Your objective :: Name every weapon that the writer of the following account of a close call at a gym mentions keeping or carrying.

Document section ::
▶

A Close Call…Lessons Learned


I live in the Reno, NV area and we were fear-struck by a “serial killer” on the loose. There were four murders in a matter of two weeks which is unheard of for these parts. They have since arrested a suspect but people are still on edge and gun sales are the highest I’ve ever seen them here. Everyone is a bit on edge but that being said, life goes on. My activities haven’t changes but my level of awareness is a little higher though I am usually fairly vigilant anyway.

So last night about 9:15pm, my teenage daughter and I went to our gym. This isn’t a public gym but one that is part of a private housing community. It’s gated and requires multiple levels of badge access to get into the gym itself.  That’s better security than most facilities but not fool-proof my any means.

We had finished our workout, leaving one other woman in the weights area to continue her night. We went to the locker-room preparing to leave. Suddenly a loud male voice yells out on the main gym floor.  Neither of us could make out what he said but it was alarming. Immediately, we grabbed the pepper spray and knife I keep in my gym bag.  I didn’t have my handgun with me, I had left it in the truck. A decision I immediately regretted and have since remedied.

Alarmed, my daughter and I immediately constructed a plan. The locker-room only had one exit and it led directly into the area the voice came from. Being trapped without an alternate exit was not ideal. We decided that I would take the weapons and take point leaving the area with her within an arm’s reach behind me. Intentionally, I flung my gym bag over my left shoulder and put the knife in my left hand, pepper-spray in my right. I am right-handed and I train to not carry things on my dominate side because of the grasp-reflex that often prevents us from dropping a held object when we are ambushed thus I had the less effective weapons on my left.

◀

Given material ::
▶

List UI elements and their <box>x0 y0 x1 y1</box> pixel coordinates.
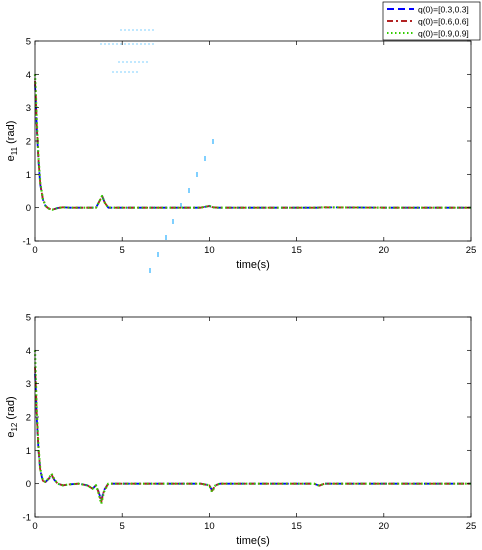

◀

Written reply :: Pepper spray, a knife, and a handgun.